'''

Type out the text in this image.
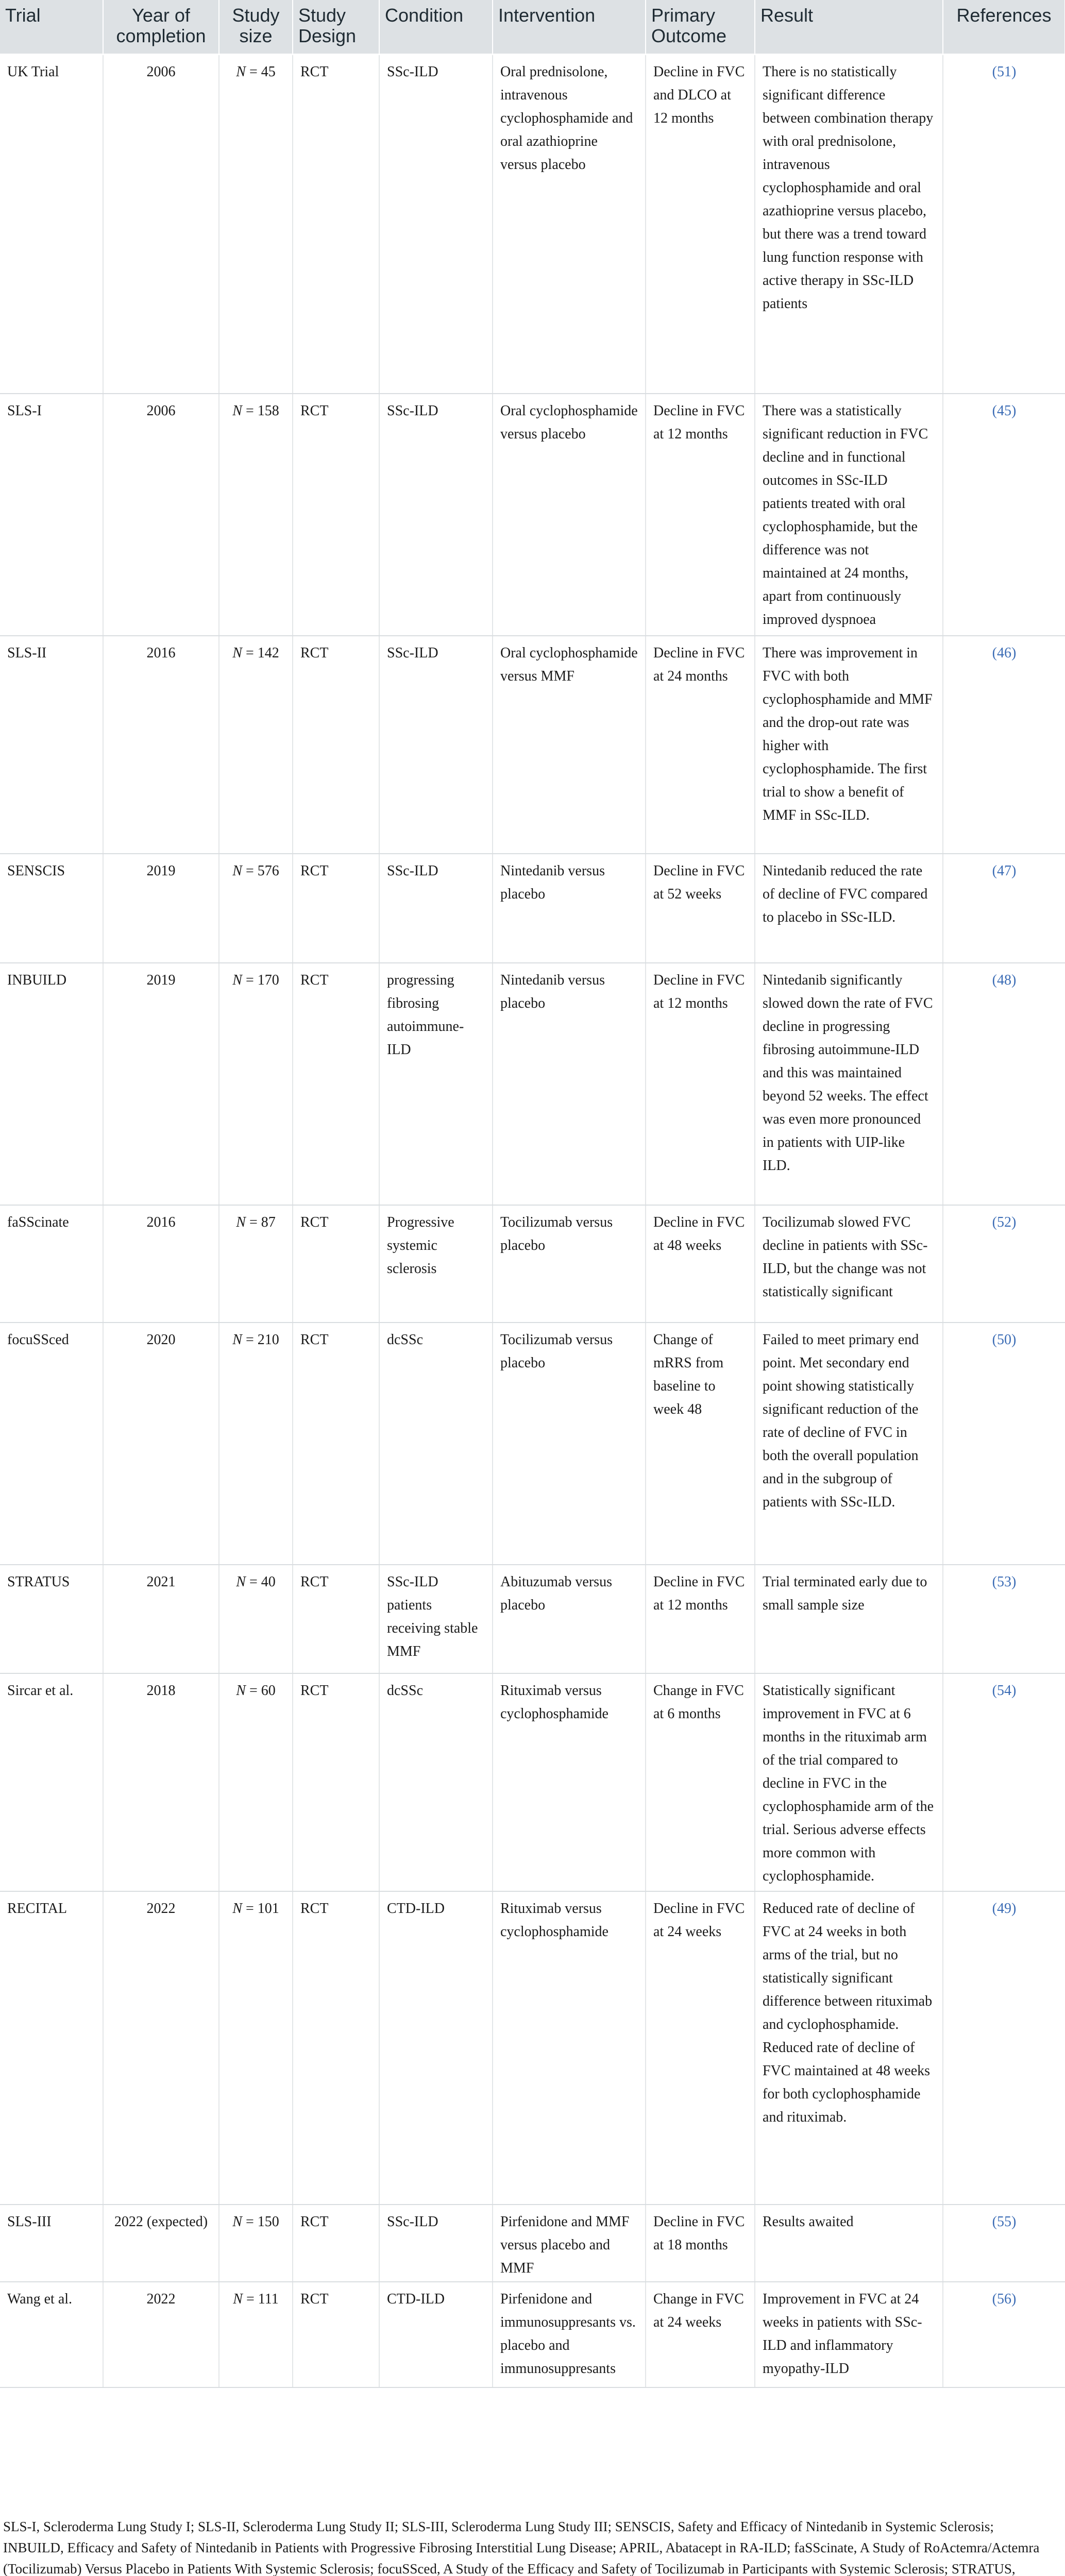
Trial	Year of completion	Study size	Study Design	Condition	Intervention	Primary Outcome	Result	References
UK Trial	2006	N = 45	RCT	SSc-ILD	Oral prednisolone, intravenous cyclophosphamide and oral azathioprine versus placebo	Decline in FVC and DLCO at 12 months	There is no statistically significant difference between combination therapy with oral prednisolone, intravenous cyclophosphamide and oral azathioprine versus placebo, but there was a trend toward lung function response with active therapy in SSc-ILD patients	(51)
SLS-I	2006	N = 158	RCT	SSc-ILD	Oral cyclophosphamide versus placebo	Decline in FVC at 12 months	There was a statistically significant reduction in FVC decline and in functional outcomes in SSc-ILD patients treated with oral cyclophosphamide, but the difference was not maintained at 24 months, apart from continuously improved dyspnoea	(45)
SLS-II	2016	N = 142	RCT	SSc-ILD	Oral cyclophosphamide versus MMF	Decline in FVC at 24 months	There was improvement in FVC with both cyclophosphamide and MMF and the drop-out rate was higher with cyclophosphamide. The first trial to show a benefit of MMF in SSc-ILD.	(46)
SENSCIS	2019	N = 576	RCT	SSc-ILD	Nintedanib versus placebo	Decline in FVC at 52 weeks	Nintedanib reduced the rate of decline of FVC compared to placebo in SSc-ILD.	(47)
INBUILD	2019	N = 170	RCT	progressing fibrosing autoimmune-ILD	Nintedanib versus placebo	Decline in FVC at 12 months	Nintedanib significantly slowed down the rate of FVC decline in progressing fibrosing autoimmune-ILD and this was maintained beyond 52 weeks. The effect was even more pronounced in patients with UIP-like ILD.	(48)
faSScinate	2016	N = 87	RCT	Progressive systemic sclerosis	Tocilizumab versus placebo	Decline in FVC at 48 weeks	Tocilizumab slowed FVC decline in patients with SSc-ILD, but the change was not statistically significant	(52)
focuSSced	2020	N = 210	RCT	dcSSc	Tocilizumab versus placebo	Change of mRRS from baseline to week 48	Failed to meet primary end point. Met secondary end point showing statistically significant reduction of the rate of decline of FVC in both the overall population and in the subgroup of patients with SSc-ILD.	(50)
STRATUS	2021	N = 40	RCT	SSc-ILD patients receiving stable MMF	Abituzumab versus placebo	Decline in FVC at 12 months	Trial terminated early due to small sample size	(53)
Sircar et al.	2018	N = 60	RCT	dcSSc	Rituximab versus cyclophosphamide	Change in FVC at 6 months	Statistically significant improvement in FVC at 6 months in the rituximab arm of the trial compared to decline in FVC in the cyclophosphamide arm of the trial. Serious adverse effects more common with cyclophosphamide.	(54)
RECITAL	2022	N = 101	RCT	CTD-ILD	Rituximab versus cyclophosphamide	Decline in FVC at 24 weeks	Reduced rate of decline of FVC at 24 weeks in both arms of the trial, but no statistically significant difference between rituximab and cyclophosphamide. Reduced rate of decline of FVC maintained at 48 weeks for both cyclophosphamide and rituximab.	(49)
SLS-III	2022 (expected)	N = 150	RCT	SSc-ILD	Pirfenidone and MMF versus placebo and MMF	Decline in FVC at 18 months	Results awaited	(55)
Wang et al.	2022	N = 111	RCT	CTD-ILD	Pirfenidone and immunosuppresants vs. placebo and immunosuppresants	Change in FVC at 24 weeks	Improvement in FVC at 24 weeks in patients with SSc-ILD and inflammatory myopathy-ILD	(56)

SLS-I, Scleroderma Lung Study I; SLS-II, Scleroderma Lung Study II; SLS-III, Scleroderma Lung Study III; SENSCIS, Safety and Efficacy of Nintedanib in Systemic Sclerosis; INBUILD, Efficacy and Safety of Nintedanib in Patients with Progressive Fibrosing Interstitial Lung Disease; APRIL, Abatacept in RA-ILD; faSScinate, A Study of RoActemra/Actemra (Tocilizumab) Versus Placebo in Patients With Systemic Sclerosis; focuSSced, A Study of the Efficacy and Safety of Tocilizumab in Participants with Systemic Sclerosis; STRATUS,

'''

Directions for this task
Please give the records above again exactly as they stand, with no pictures.

The completed task
Type out the text in this image.
Trial	Year of completion	Study size	Study Design	Condition	Intervention	Primary Outcome	Result	References
UK Trial	2006	N = 45	RCT	SSc-ILD	Oral prednisolone, intravenous cyclophosphamide and oral azathioprine versus placebo	Decline in FVC and DLCO at 12 months	There is no statistically significant difference between combination therapy with oral prednisolone, intravenous cyclophosphamide and oral azathioprine versus placebo, but there was a trend toward lung function response with active therapy in SSc-ILD patients	(51)
SLS-I	2006	N = 158	RCT	SSc-ILD	Oral cyclophosphamide versus placebo	Decline in FVC at 12 months	There was a statistically significant reduction in FVC decline and in functional outcomes in SSc-ILD patients treated with oral cyclophosphamide, but the difference was not maintained at 24 months, apart from continuously improved dyspnoea	(45)
SLS-II	2016	N = 142	RCT	SSc-ILD	Oral cyclophosphamide versus MMF	Decline in FVC at 24 months	There was improvement in FVC with both cyclophosphamide and MMF and the drop-out rate was higher with cyclophosphamide. The first trial to show a benefit of MMF in SSc-ILD.	(46)
SENSCIS	2019	N = 576	RCT	SSc-ILD	Nintedanib versus placebo	Decline in FVC at 52 weeks	Nintedanib reduced the rate of decline of FVC compared to placebo in SSc-ILD.	(47)
INBUILD	2019	N = 170	RCT	progressing fibrosing autoimmune-ILD	Nintedanib versus placebo	Decline in FVC at 12 months	Nintedanib significantly slowed down the rate of FVC decline in progressing fibrosing autoimmune-ILD and this was maintained beyond 52 weeks. The effect was even more pronounced in patients with UIP-like ILD.	(48)
faSScinate	2016	N = 87	RCT	Progressive systemic sclerosis	Tocilizumab versus placebo	Decline in FVC at 48 weeks	Tocilizumab slowed FVC decline in patients with SSc-ILD, but the change was not statistically significant	(52)
focuSSced	2020	N = 210	RCT	dcSSc	Tocilizumab versus placebo	Change of mRRS from baseline to week 48	Failed to meet primary end point. Met secondary end point showing statistically significant reduction of the rate of decline of FVC in both the overall population and in the subgroup of patients with SSc-ILD.	(50)
STRATUS	2021	N = 40	RCT	SSc-ILD patients receiving stable MMF	Abituzumab versus placebo	Decline in FVC at 12 months	Trial terminated early due to small sample size	(53)
Sircar et al.	2018	N = 60	RCT	dcSSc	Rituximab versus cyclophosphamide	Change in FVC at 6 months	Statistically significant improvement in FVC at 6 months in the rituximab arm of the trial compared to decline in FVC in the cyclophosphamide arm of the trial. Serious adverse effects more common with cyclophosphamide.	(54)
RECITAL	2022	N = 101	RCT	CTD-ILD	Rituximab versus cyclophosphamide	Decline in FVC at 24 weeks	Reduced rate of decline of FVC at 24 weeks in both arms of the trial, but no statistically significant difference between rituximab and cyclophosphamide. Reduced rate of decline of FVC maintained at 48 weeks for both cyclophosphamide and rituximab.	(49)
SLS-III	2022 (expected)	N = 150	RCT	SSc-ILD	Pirfenidone and MMF versus placebo and MMF	Decline in FVC at 18 months	Results awaited	(55)
Wang et al.	2022	N = 111	RCT	CTD-ILD	Pirfenidone and immunosuppresants vs. placebo and immunosuppresants	Change in FVC at 24 weeks	Improvement in FVC at 24 weeks in patients with SSc-ILD and inflammatory myopathy-ILD	(56)

SLS-I, Scleroderma Lung Study I; SLS-II, Scleroderma Lung Study II; SLS-III, Scleroderma Lung Study III; SENSCIS, Safety and Efficacy of Nintedanib in Systemic Sclerosis; INBUILD, Efficacy and Safety of Nintedanib in Patients with Progressive Fibrosing Interstitial Lung Disease; APRIL, Abatacept in RA-ILD; faSScinate, A Study of RoActemra/Actemra (Tocilizumab) Versus Placebo in Patients With Systemic Sclerosis; focuSSced, A Study of the Efficacy and Safety of Tocilizumab in Participants with Systemic Sclerosis; STRATUS,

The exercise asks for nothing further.